[Figure data in JSON]
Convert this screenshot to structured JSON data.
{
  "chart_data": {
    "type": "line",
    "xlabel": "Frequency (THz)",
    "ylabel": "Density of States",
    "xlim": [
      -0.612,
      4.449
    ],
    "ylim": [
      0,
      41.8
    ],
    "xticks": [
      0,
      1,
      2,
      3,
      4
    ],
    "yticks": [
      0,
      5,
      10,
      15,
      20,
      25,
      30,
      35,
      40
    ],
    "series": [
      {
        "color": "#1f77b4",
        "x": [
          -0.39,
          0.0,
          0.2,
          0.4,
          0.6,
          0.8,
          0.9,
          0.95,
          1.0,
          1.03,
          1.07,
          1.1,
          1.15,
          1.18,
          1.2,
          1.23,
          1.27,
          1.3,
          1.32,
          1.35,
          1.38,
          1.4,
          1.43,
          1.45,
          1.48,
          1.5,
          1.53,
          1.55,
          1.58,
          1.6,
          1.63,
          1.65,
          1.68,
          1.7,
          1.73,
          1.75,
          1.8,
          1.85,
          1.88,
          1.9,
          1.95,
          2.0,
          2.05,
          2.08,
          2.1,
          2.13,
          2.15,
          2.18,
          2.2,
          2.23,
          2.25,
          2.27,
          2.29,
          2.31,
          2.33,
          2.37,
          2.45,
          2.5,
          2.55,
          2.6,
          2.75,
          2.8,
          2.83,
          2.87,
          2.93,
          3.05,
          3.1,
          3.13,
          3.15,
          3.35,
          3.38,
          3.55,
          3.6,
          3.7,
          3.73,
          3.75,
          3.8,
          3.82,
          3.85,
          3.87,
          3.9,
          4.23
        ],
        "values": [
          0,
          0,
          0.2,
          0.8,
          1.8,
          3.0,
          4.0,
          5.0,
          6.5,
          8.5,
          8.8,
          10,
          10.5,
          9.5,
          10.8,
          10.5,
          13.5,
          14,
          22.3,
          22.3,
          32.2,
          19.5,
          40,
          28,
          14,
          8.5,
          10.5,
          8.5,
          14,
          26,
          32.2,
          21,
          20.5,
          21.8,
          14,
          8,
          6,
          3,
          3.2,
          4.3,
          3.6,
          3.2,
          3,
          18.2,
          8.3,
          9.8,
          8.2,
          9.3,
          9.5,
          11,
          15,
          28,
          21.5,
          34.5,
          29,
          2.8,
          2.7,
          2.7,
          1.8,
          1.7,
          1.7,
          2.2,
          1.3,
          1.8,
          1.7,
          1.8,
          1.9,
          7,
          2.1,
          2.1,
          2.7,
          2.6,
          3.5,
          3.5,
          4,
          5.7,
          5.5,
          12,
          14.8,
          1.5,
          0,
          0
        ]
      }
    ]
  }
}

- _SET EXERCISE_
Copy the entries above exactly, leaving none out.

- _RESULT OF THIS TASK_
Convert this screenshot to structured JSON data.
{
  "chart_data": {
    "type": "line",
    "xlabel": "Frequency (THz)",
    "ylabel": "Density of States",
    "xlim": [
      -0.612,
      4.449
    ],
    "ylim": [
      0,
      41.8
    ],
    "xticks": [
      0,
      1,
      2,
      3,
      4
    ],
    "yticks": [
      0,
      5,
      10,
      15,
      20,
      25,
      30,
      35,
      40
    ],
    "series": [
      {
        "color": "#1f77b4",
        "x": [
          -0.39,
          0.0,
          0.2,
          0.4,
          0.6,
          0.8,
          0.9,
          0.95,
          1.0,
          1.03,
          1.07,
          1.1,
          1.15,
          1.18,
          1.2,
          1.23,
          1.27,
          1.3,
          1.32,
          1.35,
          1.38,
          1.4,
          1.43,
          1.45,
          1.48,
          1.5,
          1.53,
          1.55,
          1.58,
          1.6,
          1.63,
          1.65,
          1.68,
          1.7,
          1.73,
          1.75,
          1.8,
          1.85,
          1.88,
          1.9,
          1.95,
          2.0,
          2.05,
          2.08,
          2.1,
          2.13,
          2.15,
          2.18,
          2.2,
          2.23,
          2.25,
          2.27,
          2.29,
          2.31,
          2.33,
          2.37,
          2.45,
          2.5,
          2.55,
          2.6,
          2.75,
          2.8,
          2.83,
          2.87,
          2.93,
          3.05,
          3.1,
          3.13,
          3.15,
          3.35,
          3.38,
          3.55,
          3.6,
          3.7,
          3.73,
          3.75,
          3.8,
          3.82,
          3.85,
          3.87,
          3.9,
          4.23
        ],
        "values": [
          0,
          0,
          0.2,
          0.8,
          1.8,
          3.0,
          4.0,
          5.0,
          6.5,
          8.5,
          8.8,
          10,
          10.5,
          9.5,
          10.8,
          10.5,
          13.5,
          14,
          22.3,
          22.3,
          32.2,
          19.5,
          40,
          28,
          14,
          8.5,
          10.5,
          8.5,
          14,
          26,
          32.2,
          21,
          20.5,
          21.8,
          14,
          8,
          6,
          3,
          3.2,
          4.3,
          3.6,
          3.2,
          3,
          18.2,
          8.3,
          9.8,
          8.2,
          9.3,
          9.5,
          11,
          15,
          28,
          21.5,
          34.5,
          29,
          2.8,
          2.7,
          2.7,
          1.8,
          1.7,
          1.7,
          2.2,
          1.3,
          1.8,
          1.7,
          1.8,
          1.9,
          7,
          2.1,
          2.1,
          2.7,
          2.6,
          3.5,
          3.5,
          4,
          5.7,
          5.5,
          12,
          14.8,
          1.5,
          0,
          0
        ]
      }
    ]
  }
}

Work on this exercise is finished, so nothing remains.